__Task brief__
Return all of the entries exactly, with nothing added or left out.

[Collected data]
— Start —

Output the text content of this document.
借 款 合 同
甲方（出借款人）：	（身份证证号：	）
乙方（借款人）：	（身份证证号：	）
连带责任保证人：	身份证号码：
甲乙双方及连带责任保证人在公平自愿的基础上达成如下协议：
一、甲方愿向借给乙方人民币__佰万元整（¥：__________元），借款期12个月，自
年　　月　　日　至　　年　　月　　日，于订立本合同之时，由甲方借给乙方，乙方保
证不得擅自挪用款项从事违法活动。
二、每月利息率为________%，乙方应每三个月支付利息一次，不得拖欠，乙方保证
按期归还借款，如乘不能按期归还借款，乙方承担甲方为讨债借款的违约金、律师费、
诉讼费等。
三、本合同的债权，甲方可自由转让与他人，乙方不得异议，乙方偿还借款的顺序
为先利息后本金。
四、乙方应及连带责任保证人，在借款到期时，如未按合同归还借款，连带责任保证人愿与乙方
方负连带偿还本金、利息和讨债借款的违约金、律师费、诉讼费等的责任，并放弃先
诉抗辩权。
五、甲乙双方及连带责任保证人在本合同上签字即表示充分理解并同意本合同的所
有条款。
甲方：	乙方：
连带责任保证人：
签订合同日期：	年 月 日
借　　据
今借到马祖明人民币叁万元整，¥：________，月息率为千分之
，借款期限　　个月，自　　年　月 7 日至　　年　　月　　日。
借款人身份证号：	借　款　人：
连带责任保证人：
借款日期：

— End —

__Response__
Output the text content of this document.
借 款 合 同
甲方（出借款人）：	（身份证证号：	）
乙方（借款人）：	（身份证证号：	）
连带责任保证人：	身份证号码：
甲乙双方及连带责任保证人在公平自愿的基础上达成如下协议：
一、甲方愿向借给乙方人民币__佰万元整（¥：__________元），借款期12个月，自
年　　月　　日　至　　年　　月　　日，于订立本合同之时，由甲方借给乙方，乙方保
证不得擅自挪用款项从事违法活动。
二、每月利息率为________%，乙方应每三个月支付利息一次，不得拖欠，乙方保证
按期归还借款，如乘不能按期归还借款，乙方承担甲方为讨债借款的违约金、律师费、
诉讼费等。
三、本合同的债权，甲方可自由转让与他人，乙方不得异议，乙方偿还借款的顺序
为先利息后本金。
四、乙方应及连带责任保证人，在借款到期时，如未按合同归还借款，连带责任保证人愿与乙方
方负连带偿还本金、利息和讨债借款的违约金、律师费、诉讼费等的责任，并放弃先
诉抗辩权。
五、甲乙双方及连带责任保证人在本合同上签字即表示充分理解并同意本合同的所
有条款。
甲方：	乙方：
连带责任保证人：
签订合同日期：	年 月 日
借　　据
今借到马祖明人民币叁万元整，¥：________，月息率为千分之
，借款期限　　个月，自　　年　月 7 日至　　年　　月　　日。
借款人身份证号：	借　款　人：
连带责任保证人：
借款日期：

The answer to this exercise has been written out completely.